Given exercise -
Every entry that follows should be repeated exactly; drop the images.
--- Begin Records for this exercise ---
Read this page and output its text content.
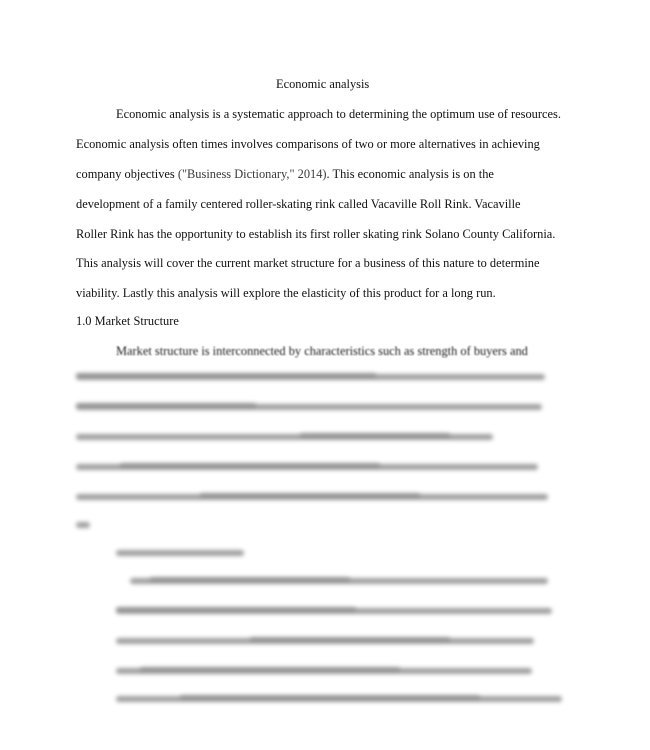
Economic analysis
Economic analysis is a systematic approach to determining the optimum use of resources.
Economic analysis often times involves comparisons of two or more alternatives in achieving
company objectives ("Business Dictionary," 2014). This economic analysis is on the
development of a family centered roller-skating rink called Vacaville Roll Rink. Vacaville
Roller Rink has the opportunity to establish its first roller skating rink Solano County California.
This analysis will cover the current market structure for a business of this nature to determine
viability. Lastly this analysis will explore the elasticity of this product for a long run.
1.0 Market Structure
Market structure is interconnected by characteristics such as strength of buyers and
--- End Records for this exercise ---
Exercise solution -
Read this page and output its text content.
Economic analysis
Economic analysis is a systematic approach to determining the optimum use of resources.
Economic analysis often times involves comparisons of two or more alternatives in achieving
company objectives ("Business Dictionary," 2014). This economic analysis is on the
development of a family centered roller-skating rink called Vacaville Roll Rink. Vacaville
Roller Rink has the opportunity to establish its first roller skating rink Solano County California.
This analysis will cover the current market structure for a business of this nature to determine
viability. Lastly this analysis will explore the elasticity of this product for a long run.
1.0 Market Structure
Market structure is interconnected by characteristics such as strength of buyers and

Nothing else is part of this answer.